___ LISTED ENTRIES ___

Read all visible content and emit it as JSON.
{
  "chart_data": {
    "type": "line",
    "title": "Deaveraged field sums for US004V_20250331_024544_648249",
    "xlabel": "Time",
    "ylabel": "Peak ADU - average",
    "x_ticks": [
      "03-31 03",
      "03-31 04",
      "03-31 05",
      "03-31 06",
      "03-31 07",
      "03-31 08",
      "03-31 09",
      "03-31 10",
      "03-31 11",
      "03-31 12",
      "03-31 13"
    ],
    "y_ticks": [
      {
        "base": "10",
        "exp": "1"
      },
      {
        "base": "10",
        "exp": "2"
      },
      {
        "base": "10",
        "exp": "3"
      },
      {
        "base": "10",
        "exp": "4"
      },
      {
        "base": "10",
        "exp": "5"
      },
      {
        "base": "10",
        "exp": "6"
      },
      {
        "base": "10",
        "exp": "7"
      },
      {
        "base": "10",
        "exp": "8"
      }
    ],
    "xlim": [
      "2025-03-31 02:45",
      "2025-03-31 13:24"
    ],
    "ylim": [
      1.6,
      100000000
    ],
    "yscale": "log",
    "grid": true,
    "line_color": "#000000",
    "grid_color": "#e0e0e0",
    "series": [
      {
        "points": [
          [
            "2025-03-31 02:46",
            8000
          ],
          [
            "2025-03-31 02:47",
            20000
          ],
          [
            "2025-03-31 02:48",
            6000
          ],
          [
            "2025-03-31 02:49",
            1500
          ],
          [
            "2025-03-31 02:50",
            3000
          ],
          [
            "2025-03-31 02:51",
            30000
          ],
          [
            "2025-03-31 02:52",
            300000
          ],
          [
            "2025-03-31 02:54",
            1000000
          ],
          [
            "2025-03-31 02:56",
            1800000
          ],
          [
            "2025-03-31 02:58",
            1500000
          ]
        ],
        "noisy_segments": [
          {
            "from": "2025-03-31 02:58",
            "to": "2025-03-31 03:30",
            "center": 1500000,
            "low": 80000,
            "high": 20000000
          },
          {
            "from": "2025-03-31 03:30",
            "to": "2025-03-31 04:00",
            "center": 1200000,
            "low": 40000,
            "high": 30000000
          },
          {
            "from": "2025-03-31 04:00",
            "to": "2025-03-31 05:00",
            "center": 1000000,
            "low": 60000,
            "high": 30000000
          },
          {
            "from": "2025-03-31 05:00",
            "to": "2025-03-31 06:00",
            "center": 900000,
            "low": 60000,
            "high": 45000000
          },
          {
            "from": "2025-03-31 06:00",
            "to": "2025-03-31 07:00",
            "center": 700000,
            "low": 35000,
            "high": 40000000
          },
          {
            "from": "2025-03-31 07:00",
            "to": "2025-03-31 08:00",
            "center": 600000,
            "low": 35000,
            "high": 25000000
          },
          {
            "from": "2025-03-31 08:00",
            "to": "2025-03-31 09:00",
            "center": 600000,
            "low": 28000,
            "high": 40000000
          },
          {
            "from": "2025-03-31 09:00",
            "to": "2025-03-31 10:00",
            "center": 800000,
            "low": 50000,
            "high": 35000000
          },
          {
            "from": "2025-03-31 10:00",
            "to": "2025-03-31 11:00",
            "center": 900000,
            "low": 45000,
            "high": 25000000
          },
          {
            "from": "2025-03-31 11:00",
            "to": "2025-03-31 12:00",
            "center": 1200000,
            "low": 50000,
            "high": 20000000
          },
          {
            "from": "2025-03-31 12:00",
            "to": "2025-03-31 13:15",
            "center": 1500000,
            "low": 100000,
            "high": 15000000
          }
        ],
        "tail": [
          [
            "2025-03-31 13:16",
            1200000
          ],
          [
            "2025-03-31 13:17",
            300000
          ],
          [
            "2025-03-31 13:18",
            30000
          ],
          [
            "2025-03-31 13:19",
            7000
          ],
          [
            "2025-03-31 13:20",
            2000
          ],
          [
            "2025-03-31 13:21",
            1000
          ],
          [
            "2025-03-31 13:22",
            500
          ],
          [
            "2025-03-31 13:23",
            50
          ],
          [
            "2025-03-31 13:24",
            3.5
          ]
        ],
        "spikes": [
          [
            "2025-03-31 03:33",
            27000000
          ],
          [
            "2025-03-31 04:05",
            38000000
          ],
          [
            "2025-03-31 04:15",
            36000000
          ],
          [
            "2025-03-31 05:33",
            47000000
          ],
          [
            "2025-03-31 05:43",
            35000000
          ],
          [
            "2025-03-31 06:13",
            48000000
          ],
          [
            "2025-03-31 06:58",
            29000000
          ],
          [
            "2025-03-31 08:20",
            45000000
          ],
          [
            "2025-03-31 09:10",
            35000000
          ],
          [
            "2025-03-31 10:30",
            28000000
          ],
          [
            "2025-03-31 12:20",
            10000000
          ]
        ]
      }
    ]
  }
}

___

> [TASK REQUIREMENTS]:
All of the lines above need to be given again exactly.

> [RESULT OF THIS EXERCISE]:
Read all visible content and emit it as JSON.
{
  "chart_data": {
    "type": "line",
    "title": "Deaveraged field sums for US004V_20250331_024544_648249",
    "xlabel": "Time",
    "ylabel": "Peak ADU - average",
    "x_ticks": [
      "03-31 03",
      "03-31 04",
      "03-31 05",
      "03-31 06",
      "03-31 07",
      "03-31 08",
      "03-31 09",
      "03-31 10",
      "03-31 11",
      "03-31 12",
      "03-31 13"
    ],
    "y_ticks": [
      {
        "base": "10",
        "exp": "1"
      },
      {
        "base": "10",
        "exp": "2"
      },
      {
        "base": "10",
        "exp": "3"
      },
      {
        "base": "10",
        "exp": "4"
      },
      {
        "base": "10",
        "exp": "5"
      },
      {
        "base": "10",
        "exp": "6"
      },
      {
        "base": "10",
        "exp": "7"
      },
      {
        "base": "10",
        "exp": "8"
      }
    ],
    "xlim": [
      "2025-03-31 02:45",
      "2025-03-31 13:24"
    ],
    "ylim": [
      1.6,
      100000000
    ],
    "yscale": "log",
    "grid": true,
    "line_color": "#000000",
    "grid_color": "#e0e0e0",
    "series": [
      {
        "points": [
          [
            "2025-03-31 02:46",
            8000
          ],
          [
            "2025-03-31 02:47",
            20000
          ],
          [
            "2025-03-31 02:48",
            6000
          ],
          [
            "2025-03-31 02:49",
            1500
          ],
          [
            "2025-03-31 02:50",
            3000
          ],
          [
            "2025-03-31 02:51",
            30000
          ],
          [
            "2025-03-31 02:52",
            300000
          ],
          [
            "2025-03-31 02:54",
            1000000
          ],
          [
            "2025-03-31 02:56",
            1800000
          ],
          [
            "2025-03-31 02:58",
            1500000
          ]
        ],
        "noisy_segments": [
          {
            "from": "2025-03-31 02:58",
            "to": "2025-03-31 03:30",
            "center": 1500000,
            "low": 80000,
            "high": 20000000
          },
          {
            "from": "2025-03-31 03:30",
            "to": "2025-03-31 04:00",
            "center": 1200000,
            "low": 40000,
            "high": 30000000
          },
          {
            "from": "2025-03-31 04:00",
            "to": "2025-03-31 05:00",
            "center": 1000000,
            "low": 60000,
            "high": 30000000
          },
          {
            "from": "2025-03-31 05:00",
            "to": "2025-03-31 06:00",
            "center": 900000,
            "low": 60000,
            "high": 45000000
          },
          {
            "from": "2025-03-31 06:00",
            "to": "2025-03-31 07:00",
            "center": 700000,
            "low": 35000,
            "high": 40000000
          },
          {
            "from": "2025-03-31 07:00",
            "to": "2025-03-31 08:00",
            "center": 600000,
            "low": 35000,
            "high": 25000000
          },
          {
            "from": "2025-03-31 08:00",
            "to": "2025-03-31 09:00",
            "center": 600000,
            "low": 28000,
            "high": 40000000
          },
          {
            "from": "2025-03-31 09:00",
            "to": "2025-03-31 10:00",
            "center": 800000,
            "low": 50000,
            "high": 35000000
          },
          {
            "from": "2025-03-31 10:00",
            "to": "2025-03-31 11:00",
            "center": 900000,
            "low": 45000,
            "high": 25000000
          },
          {
            "from": "2025-03-31 11:00",
            "to": "2025-03-31 12:00",
            "center": 1200000,
            "low": 50000,
            "high": 20000000
          },
          {
            "from": "2025-03-31 12:00",
            "to": "2025-03-31 13:15",
            "center": 1500000,
            "low": 100000,
            "high": 15000000
          }
        ],
        "tail": [
          [
            "2025-03-31 13:16",
            1200000
          ],
          [
            "2025-03-31 13:17",
            300000
          ],
          [
            "2025-03-31 13:18",
            30000
          ],
          [
            "2025-03-31 13:19",
            7000
          ],
          [
            "2025-03-31 13:20",
            2000
          ],
          [
            "2025-03-31 13:21",
            1000
          ],
          [
            "2025-03-31 13:22",
            500
          ],
          [
            "2025-03-31 13:23",
            50
          ],
          [
            "2025-03-31 13:24",
            3.5
          ]
        ],
        "spikes": [
          [
            "2025-03-31 03:33",
            27000000
          ],
          [
            "2025-03-31 04:05",
            38000000
          ],
          [
            "2025-03-31 04:15",
            36000000
          ],
          [
            "2025-03-31 05:33",
            47000000
          ],
          [
            "2025-03-31 05:43",
            35000000
          ],
          [
            "2025-03-31 06:13",
            48000000
          ],
          [
            "2025-03-31 06:58",
            29000000
          ],
          [
            "2025-03-31 08:20",
            45000000
          ],
          [
            "2025-03-31 09:10",
            35000000
          ],
          [
            "2025-03-31 10:30",
            28000000
          ],
          [
            "2025-03-31 12:20",
            10000000
          ]
        ]
      }
    ]
  }
}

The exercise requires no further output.